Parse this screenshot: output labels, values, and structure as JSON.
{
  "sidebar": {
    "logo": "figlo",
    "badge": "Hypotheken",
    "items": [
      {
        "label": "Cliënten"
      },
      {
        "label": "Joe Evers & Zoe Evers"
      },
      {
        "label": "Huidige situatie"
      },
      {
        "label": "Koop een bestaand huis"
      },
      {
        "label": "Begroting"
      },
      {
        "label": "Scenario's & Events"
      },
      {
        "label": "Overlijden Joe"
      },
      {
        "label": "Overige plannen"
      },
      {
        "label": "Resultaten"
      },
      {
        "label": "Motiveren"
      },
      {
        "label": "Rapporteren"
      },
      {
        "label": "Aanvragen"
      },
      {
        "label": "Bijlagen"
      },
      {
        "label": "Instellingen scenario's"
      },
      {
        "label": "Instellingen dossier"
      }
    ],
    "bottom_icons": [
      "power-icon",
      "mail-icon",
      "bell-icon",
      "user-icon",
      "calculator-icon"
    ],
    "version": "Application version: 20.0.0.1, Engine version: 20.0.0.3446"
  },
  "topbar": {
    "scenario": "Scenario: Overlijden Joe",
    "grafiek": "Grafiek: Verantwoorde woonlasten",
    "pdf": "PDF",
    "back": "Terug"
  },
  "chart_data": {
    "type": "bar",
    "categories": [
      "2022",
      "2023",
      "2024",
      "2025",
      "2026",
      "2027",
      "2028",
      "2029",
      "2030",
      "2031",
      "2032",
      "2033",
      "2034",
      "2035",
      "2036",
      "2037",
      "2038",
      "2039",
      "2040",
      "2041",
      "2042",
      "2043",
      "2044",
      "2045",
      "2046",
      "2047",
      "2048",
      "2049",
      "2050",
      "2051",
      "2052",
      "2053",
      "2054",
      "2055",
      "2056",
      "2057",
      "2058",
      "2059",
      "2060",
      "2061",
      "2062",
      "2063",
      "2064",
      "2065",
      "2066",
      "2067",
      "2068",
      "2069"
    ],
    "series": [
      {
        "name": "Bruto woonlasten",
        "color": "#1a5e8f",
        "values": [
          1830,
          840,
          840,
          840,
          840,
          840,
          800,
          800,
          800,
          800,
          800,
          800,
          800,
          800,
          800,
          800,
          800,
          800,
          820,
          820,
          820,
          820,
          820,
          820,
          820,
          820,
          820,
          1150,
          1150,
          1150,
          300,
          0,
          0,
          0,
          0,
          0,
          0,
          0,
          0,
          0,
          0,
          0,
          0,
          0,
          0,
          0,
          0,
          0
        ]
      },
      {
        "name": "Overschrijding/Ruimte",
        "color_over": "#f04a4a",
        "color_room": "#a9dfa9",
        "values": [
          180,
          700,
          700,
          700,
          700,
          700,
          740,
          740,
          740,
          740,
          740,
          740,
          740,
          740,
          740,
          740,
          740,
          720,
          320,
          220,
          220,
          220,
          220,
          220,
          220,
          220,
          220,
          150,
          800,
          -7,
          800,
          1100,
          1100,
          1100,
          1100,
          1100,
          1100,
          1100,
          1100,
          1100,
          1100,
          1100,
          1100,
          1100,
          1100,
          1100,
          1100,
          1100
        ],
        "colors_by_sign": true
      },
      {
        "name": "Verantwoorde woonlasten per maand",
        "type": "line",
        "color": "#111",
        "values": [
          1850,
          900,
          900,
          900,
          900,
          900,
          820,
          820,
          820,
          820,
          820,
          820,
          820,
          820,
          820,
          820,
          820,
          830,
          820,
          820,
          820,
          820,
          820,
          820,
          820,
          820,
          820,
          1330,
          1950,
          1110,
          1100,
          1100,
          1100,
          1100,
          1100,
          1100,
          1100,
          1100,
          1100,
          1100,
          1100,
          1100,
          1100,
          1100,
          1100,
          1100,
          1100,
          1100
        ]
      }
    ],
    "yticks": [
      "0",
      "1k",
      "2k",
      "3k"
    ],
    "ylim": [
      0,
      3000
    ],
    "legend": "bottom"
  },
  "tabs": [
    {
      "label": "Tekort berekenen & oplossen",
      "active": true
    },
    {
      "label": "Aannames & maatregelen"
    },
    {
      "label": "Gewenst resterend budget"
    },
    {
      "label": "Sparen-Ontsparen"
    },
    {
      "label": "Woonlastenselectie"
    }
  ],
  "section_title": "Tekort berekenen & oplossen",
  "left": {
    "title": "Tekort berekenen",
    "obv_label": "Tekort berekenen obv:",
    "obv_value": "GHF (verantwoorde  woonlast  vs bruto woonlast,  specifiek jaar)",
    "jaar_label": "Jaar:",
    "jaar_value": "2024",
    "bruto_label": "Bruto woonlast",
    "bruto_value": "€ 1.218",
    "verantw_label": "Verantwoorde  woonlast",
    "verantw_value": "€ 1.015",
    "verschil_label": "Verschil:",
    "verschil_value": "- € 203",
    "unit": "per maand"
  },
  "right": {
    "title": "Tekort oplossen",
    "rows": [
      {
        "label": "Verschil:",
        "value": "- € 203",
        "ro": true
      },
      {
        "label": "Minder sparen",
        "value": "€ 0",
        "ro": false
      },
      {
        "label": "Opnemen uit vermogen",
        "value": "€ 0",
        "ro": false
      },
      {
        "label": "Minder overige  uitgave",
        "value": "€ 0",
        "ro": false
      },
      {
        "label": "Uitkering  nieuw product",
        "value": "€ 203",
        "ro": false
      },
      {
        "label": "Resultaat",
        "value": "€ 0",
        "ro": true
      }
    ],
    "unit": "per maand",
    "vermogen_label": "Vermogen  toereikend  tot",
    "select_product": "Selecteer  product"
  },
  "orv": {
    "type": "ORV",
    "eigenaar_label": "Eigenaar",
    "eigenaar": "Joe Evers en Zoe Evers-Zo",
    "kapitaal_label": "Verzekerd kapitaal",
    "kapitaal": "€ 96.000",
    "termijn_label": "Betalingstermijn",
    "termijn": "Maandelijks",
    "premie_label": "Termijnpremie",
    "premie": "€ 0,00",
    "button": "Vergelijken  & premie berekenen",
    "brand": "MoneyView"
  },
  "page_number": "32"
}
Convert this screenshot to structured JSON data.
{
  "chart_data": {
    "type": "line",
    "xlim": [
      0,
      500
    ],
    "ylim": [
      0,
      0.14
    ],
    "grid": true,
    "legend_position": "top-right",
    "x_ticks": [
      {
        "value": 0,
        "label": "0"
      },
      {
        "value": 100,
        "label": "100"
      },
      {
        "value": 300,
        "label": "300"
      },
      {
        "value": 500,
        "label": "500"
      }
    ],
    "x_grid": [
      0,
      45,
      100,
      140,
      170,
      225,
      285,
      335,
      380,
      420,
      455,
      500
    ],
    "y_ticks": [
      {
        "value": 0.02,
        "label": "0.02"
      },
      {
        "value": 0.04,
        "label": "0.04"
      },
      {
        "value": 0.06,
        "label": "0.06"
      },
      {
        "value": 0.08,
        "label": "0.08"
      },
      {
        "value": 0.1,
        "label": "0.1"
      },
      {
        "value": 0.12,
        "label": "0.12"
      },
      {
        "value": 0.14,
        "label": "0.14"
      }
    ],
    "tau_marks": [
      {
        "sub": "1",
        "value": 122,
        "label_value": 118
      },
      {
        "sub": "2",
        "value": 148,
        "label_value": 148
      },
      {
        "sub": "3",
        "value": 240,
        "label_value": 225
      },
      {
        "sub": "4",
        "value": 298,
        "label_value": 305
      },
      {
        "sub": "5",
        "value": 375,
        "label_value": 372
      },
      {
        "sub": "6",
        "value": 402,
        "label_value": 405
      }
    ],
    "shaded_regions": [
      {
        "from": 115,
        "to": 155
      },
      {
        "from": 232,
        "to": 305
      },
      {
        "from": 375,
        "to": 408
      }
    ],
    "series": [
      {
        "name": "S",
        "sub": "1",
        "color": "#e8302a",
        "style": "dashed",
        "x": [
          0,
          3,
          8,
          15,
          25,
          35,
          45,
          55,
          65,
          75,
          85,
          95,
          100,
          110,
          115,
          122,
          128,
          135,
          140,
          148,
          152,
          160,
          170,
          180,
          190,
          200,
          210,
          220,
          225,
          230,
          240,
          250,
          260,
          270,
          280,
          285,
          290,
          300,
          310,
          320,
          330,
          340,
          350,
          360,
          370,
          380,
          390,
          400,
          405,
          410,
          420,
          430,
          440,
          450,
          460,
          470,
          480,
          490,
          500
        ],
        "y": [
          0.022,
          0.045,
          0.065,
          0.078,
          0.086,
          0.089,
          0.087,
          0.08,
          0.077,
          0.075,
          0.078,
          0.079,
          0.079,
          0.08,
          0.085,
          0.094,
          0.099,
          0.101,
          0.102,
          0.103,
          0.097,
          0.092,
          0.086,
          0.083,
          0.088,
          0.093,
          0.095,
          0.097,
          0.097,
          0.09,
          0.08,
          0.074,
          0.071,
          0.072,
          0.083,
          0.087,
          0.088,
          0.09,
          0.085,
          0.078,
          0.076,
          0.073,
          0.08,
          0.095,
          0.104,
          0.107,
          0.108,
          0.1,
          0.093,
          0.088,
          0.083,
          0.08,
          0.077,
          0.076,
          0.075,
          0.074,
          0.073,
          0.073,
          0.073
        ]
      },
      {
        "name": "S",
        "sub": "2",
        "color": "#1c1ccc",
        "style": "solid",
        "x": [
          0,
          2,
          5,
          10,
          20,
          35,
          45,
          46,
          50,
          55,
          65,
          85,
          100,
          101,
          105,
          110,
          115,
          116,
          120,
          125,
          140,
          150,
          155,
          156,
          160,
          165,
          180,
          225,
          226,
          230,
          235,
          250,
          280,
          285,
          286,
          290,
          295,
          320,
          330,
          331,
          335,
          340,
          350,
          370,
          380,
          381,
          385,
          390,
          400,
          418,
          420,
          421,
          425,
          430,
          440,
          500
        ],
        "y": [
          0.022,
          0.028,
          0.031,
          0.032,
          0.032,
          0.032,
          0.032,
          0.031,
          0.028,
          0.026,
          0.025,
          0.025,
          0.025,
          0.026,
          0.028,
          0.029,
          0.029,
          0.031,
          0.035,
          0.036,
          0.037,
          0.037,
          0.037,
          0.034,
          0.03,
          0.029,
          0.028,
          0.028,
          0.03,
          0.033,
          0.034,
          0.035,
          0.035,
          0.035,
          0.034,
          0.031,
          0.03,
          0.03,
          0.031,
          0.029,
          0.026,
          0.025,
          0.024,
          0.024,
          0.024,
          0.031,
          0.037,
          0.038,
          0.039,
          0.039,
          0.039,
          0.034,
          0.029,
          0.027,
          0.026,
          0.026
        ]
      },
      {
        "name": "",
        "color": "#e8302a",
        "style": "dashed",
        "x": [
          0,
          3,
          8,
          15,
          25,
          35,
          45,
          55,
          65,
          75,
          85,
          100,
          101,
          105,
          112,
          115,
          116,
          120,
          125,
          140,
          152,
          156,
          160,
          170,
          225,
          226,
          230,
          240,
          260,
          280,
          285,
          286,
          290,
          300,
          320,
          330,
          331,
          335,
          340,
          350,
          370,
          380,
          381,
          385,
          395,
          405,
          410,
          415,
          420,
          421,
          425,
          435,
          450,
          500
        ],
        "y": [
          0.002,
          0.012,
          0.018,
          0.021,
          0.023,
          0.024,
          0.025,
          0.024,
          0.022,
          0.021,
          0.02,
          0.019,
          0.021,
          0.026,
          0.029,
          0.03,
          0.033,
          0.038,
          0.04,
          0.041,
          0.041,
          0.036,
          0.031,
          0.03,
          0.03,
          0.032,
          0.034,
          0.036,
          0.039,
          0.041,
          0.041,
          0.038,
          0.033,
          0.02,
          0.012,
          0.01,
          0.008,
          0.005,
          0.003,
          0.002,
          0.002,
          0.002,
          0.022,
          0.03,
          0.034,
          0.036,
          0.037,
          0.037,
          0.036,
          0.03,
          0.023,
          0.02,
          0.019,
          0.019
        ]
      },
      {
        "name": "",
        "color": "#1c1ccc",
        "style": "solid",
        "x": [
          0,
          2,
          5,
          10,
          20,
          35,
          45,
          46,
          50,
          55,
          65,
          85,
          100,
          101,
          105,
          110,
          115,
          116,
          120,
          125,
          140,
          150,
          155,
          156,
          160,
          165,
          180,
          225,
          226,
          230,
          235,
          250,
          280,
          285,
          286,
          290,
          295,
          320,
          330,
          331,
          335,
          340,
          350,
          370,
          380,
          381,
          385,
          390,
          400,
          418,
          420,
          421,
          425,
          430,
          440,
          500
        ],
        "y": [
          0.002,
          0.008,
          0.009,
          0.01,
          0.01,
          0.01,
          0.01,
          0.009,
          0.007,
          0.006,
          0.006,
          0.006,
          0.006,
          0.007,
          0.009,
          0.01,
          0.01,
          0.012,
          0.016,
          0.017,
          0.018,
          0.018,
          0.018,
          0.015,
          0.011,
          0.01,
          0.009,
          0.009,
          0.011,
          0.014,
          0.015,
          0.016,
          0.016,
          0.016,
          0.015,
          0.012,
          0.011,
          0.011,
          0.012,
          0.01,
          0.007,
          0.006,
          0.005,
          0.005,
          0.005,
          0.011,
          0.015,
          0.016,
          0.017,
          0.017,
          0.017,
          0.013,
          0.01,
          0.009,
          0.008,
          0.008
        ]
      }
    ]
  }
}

*-*-*

Search the records for the word "kapitaal". Copy every line that has it.

    "kapitaal_label": "Verzekerd kapitaal",
    "kapitaal": "€ 96.000",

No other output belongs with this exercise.